_WHAT NEEDS TO BE DONE_
Lines holding the string "Volcanoes" are the ones to copy; find them all in the data.

(Records)
——————————

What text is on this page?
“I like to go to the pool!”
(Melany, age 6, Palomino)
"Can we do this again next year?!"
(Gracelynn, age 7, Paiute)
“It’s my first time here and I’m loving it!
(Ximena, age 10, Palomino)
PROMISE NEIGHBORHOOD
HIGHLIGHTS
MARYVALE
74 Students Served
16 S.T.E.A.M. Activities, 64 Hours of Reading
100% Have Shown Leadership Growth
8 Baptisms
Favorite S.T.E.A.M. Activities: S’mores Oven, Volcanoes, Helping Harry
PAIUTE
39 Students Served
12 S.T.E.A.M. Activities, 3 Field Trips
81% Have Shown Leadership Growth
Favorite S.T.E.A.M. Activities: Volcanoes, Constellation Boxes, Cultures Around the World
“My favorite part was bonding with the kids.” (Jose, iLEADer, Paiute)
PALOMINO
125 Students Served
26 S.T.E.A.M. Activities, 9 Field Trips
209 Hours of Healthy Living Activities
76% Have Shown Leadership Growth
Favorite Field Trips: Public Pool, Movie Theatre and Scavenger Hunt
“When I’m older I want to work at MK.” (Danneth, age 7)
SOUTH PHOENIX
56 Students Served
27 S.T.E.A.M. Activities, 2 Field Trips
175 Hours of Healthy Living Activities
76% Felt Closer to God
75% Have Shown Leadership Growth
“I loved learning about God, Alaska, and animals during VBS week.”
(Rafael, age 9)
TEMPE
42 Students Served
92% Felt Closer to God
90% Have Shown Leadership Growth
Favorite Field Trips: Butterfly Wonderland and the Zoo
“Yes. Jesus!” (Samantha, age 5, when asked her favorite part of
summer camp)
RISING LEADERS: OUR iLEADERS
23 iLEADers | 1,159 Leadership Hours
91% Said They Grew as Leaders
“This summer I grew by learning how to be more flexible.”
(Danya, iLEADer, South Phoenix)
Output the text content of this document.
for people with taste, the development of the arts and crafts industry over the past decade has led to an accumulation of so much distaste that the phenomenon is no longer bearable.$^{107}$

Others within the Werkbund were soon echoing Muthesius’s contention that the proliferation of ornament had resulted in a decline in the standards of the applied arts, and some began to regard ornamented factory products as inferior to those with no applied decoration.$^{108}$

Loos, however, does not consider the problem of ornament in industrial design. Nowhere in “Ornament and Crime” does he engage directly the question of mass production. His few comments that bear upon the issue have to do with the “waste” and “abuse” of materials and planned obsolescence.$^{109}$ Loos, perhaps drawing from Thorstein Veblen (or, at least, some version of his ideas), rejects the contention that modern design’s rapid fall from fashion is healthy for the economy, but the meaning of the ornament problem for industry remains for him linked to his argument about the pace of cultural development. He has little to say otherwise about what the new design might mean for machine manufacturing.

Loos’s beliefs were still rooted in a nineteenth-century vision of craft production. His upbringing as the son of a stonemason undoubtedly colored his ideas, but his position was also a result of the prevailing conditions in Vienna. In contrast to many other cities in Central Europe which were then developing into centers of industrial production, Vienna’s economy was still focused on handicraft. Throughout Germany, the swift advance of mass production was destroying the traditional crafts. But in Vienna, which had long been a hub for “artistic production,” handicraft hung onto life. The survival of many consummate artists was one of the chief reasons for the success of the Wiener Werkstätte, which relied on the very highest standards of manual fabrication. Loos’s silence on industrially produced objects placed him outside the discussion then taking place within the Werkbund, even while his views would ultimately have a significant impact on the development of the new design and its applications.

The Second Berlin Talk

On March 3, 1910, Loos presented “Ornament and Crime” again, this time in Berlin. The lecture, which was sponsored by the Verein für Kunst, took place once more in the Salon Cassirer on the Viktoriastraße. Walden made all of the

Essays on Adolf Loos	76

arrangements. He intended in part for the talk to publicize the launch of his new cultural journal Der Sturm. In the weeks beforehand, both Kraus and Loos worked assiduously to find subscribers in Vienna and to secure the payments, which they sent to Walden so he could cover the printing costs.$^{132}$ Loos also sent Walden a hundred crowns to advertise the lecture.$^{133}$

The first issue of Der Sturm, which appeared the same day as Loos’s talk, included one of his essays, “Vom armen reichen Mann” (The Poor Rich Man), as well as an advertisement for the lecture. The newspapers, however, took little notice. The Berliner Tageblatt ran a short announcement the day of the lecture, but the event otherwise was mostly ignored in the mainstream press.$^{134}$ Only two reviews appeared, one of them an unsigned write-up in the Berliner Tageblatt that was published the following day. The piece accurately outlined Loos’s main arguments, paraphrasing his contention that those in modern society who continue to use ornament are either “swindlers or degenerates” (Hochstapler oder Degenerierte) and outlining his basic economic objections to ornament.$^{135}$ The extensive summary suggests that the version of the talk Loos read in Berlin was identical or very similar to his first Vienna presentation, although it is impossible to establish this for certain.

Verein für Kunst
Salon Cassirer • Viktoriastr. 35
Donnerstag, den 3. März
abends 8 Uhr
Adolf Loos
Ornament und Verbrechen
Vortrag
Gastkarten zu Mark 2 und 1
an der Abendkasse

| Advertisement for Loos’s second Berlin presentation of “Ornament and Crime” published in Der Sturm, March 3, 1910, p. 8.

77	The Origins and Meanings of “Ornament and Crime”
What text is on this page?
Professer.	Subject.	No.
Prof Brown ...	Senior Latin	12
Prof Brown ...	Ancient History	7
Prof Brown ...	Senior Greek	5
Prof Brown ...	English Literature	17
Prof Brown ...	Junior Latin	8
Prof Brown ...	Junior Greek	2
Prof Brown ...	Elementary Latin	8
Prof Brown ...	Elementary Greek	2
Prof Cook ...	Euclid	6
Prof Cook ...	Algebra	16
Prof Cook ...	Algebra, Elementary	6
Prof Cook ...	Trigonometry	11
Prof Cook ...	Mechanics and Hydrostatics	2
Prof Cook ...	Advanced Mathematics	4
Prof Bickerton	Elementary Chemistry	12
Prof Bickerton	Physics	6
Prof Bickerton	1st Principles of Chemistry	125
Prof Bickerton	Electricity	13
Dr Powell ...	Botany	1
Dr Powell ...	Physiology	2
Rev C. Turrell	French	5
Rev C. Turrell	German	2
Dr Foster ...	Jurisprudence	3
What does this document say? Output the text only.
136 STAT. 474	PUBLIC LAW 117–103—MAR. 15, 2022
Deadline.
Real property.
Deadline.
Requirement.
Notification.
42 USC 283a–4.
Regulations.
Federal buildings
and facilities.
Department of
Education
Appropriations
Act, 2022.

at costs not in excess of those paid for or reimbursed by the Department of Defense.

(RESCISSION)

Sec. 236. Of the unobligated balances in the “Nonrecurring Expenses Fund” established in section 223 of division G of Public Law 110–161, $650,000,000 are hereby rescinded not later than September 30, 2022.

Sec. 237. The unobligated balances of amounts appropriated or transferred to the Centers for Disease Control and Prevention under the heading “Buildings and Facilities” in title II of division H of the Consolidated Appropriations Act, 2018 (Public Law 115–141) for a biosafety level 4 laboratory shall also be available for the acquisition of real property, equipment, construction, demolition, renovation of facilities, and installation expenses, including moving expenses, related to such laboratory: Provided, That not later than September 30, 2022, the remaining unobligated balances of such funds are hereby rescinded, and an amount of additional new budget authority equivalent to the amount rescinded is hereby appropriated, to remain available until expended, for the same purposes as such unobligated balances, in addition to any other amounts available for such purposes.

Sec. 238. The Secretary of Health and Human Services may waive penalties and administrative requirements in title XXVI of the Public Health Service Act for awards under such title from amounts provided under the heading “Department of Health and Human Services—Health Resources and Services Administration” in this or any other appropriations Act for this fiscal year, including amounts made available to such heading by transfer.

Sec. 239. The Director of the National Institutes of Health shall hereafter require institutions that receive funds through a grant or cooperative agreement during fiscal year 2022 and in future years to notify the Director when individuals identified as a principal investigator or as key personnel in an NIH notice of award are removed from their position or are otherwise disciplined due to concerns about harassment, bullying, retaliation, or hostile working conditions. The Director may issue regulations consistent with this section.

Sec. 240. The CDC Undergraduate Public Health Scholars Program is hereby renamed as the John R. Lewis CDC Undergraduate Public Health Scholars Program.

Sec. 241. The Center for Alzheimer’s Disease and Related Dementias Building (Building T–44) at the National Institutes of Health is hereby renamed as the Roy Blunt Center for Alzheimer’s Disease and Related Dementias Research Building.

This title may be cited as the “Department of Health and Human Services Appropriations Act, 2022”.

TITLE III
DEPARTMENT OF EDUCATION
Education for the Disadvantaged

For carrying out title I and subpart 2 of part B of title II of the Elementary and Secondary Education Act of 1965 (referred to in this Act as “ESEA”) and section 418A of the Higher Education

——————————

_IN RESPONSE_
Favorite S.T.E.A.M. Activities: S’mores Oven, Volcanoes, Helping Harry
Favorite S.T.E.A.M. Activities: Volcanoes, Constellation Boxes, Cultures Around the World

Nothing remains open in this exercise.